## START Supplied data
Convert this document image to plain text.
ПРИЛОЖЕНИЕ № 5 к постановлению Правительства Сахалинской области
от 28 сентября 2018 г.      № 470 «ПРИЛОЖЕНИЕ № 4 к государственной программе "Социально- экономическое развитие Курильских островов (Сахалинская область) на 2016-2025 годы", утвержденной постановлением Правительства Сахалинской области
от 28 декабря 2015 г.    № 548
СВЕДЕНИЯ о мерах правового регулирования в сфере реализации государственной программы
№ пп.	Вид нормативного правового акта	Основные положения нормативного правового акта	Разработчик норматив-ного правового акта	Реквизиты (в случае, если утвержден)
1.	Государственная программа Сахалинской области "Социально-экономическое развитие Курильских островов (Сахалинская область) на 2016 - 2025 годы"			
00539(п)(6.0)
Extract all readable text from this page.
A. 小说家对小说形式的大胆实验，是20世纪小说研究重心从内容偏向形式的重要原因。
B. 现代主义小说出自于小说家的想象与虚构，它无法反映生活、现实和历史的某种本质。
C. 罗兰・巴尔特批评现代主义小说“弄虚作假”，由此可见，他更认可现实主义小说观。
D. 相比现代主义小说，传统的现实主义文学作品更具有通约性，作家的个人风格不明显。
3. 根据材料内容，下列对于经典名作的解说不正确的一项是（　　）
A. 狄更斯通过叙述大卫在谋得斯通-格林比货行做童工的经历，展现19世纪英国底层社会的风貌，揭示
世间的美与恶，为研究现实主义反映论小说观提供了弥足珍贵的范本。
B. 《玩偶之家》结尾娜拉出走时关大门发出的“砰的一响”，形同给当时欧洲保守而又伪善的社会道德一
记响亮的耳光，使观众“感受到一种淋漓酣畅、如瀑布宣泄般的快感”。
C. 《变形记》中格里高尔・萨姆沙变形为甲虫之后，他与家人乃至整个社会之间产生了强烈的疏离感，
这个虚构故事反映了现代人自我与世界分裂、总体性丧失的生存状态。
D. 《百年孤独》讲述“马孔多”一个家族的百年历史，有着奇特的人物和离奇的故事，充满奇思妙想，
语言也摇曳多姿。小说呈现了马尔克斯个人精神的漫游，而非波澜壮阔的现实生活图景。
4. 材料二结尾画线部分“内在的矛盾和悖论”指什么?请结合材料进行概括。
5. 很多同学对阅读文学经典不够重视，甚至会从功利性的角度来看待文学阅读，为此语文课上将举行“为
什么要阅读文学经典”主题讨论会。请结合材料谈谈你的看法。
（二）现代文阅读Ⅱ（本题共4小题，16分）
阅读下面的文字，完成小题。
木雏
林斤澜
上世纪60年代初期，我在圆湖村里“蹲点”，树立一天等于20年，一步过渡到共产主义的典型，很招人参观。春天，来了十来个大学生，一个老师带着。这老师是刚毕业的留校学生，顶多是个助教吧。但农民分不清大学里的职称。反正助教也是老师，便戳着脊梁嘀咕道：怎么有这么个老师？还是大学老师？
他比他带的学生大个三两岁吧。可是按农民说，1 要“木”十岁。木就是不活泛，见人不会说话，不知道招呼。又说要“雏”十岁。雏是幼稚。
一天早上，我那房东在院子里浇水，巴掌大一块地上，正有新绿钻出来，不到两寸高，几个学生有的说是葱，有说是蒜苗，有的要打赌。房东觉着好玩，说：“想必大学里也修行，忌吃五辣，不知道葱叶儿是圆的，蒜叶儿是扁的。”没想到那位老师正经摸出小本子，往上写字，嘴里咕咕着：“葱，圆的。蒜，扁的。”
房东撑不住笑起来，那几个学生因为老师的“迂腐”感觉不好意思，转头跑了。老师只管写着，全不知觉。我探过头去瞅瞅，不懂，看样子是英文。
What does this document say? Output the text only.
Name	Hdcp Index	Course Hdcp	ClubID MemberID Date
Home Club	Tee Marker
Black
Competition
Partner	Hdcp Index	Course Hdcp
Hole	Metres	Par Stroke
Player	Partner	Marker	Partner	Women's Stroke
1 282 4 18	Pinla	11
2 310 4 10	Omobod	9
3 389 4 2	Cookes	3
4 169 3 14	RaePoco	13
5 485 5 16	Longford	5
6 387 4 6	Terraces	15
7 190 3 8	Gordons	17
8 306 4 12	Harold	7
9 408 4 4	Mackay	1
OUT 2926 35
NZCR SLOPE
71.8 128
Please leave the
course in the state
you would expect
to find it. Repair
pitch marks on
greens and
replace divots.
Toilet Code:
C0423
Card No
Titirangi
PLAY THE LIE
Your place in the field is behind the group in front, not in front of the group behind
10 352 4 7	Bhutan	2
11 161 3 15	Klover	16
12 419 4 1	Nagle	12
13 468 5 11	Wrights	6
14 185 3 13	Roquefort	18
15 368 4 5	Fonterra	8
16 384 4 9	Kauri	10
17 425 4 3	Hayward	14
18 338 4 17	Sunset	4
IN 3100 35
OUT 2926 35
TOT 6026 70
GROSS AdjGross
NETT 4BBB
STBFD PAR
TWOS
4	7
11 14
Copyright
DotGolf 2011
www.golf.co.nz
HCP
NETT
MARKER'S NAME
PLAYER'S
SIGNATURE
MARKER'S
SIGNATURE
## END Supplied data
## START Supplied data
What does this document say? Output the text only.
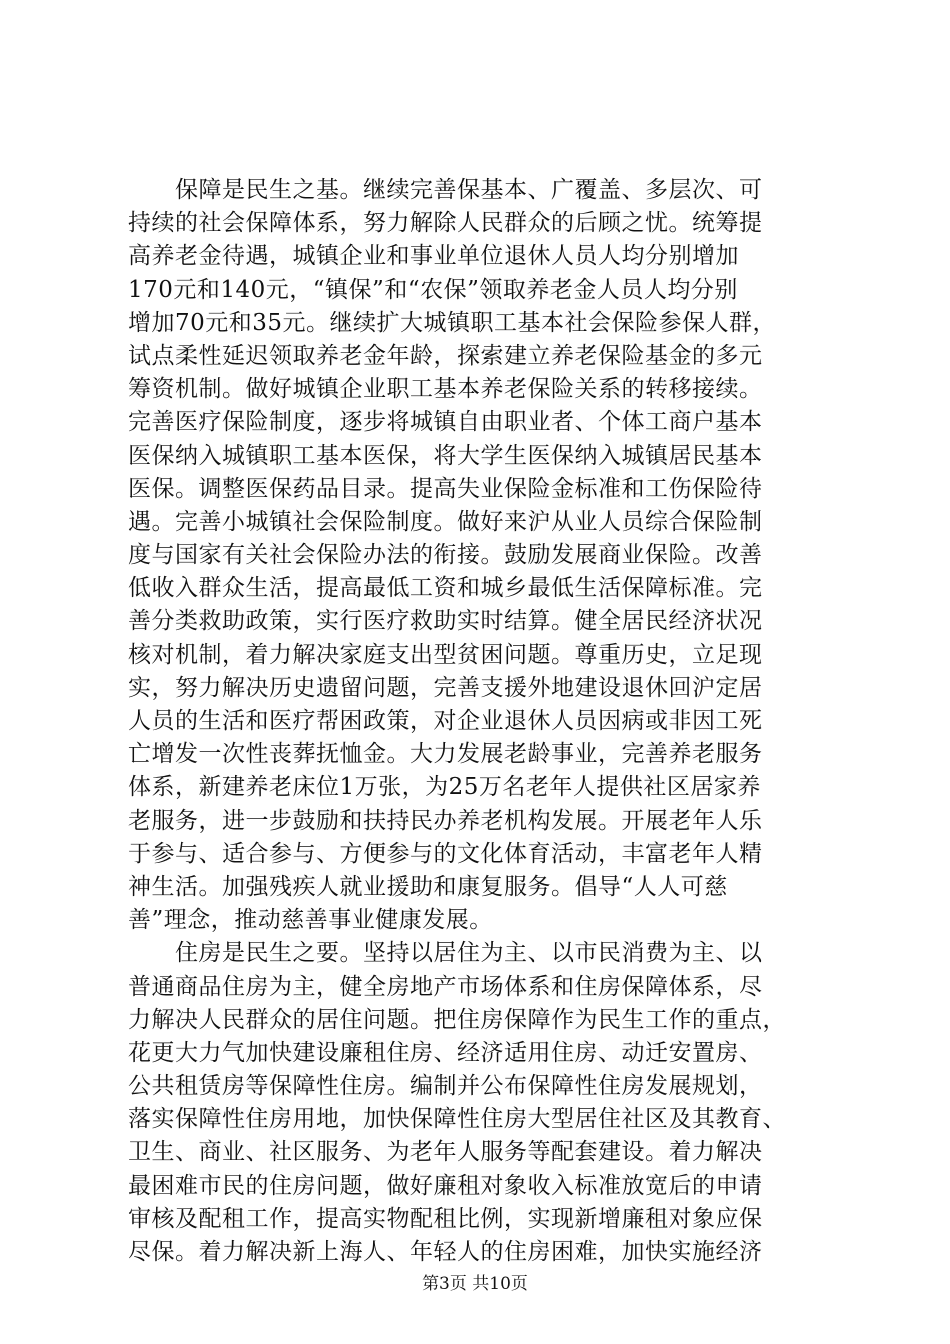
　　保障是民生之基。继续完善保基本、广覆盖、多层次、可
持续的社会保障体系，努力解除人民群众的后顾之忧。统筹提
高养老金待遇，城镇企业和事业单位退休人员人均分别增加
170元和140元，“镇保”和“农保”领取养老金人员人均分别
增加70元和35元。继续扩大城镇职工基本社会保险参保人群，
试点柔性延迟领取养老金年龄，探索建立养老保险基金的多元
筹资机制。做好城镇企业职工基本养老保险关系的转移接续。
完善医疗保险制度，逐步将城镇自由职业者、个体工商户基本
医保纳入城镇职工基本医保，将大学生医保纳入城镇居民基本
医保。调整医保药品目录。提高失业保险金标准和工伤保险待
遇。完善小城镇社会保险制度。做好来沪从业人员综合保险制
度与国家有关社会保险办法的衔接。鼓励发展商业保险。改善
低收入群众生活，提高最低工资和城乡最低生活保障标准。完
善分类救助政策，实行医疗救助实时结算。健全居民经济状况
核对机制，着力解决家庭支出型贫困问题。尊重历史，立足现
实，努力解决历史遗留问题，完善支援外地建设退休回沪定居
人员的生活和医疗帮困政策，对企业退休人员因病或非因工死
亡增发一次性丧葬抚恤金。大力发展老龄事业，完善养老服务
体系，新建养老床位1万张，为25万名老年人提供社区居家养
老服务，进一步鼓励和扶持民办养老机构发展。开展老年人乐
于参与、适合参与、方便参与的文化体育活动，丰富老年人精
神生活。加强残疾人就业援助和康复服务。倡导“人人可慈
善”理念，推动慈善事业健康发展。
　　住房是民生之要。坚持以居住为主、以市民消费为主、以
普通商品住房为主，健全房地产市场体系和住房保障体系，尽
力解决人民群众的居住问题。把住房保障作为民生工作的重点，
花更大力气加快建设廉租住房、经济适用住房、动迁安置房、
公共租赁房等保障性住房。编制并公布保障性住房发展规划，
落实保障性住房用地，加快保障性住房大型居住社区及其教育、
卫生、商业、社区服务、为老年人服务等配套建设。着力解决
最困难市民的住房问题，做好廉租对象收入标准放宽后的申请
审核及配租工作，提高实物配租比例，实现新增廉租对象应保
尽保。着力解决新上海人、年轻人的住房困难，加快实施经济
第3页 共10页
## END Supplied data
(Task to complete):
In the records above, find each line that holds the word "this"; copy all such lines.

(Expected output):
Convert this document image to plain text.
Extract all readable text from this page.
What does this document say? Output the text only.
What does this document say? Output the text only.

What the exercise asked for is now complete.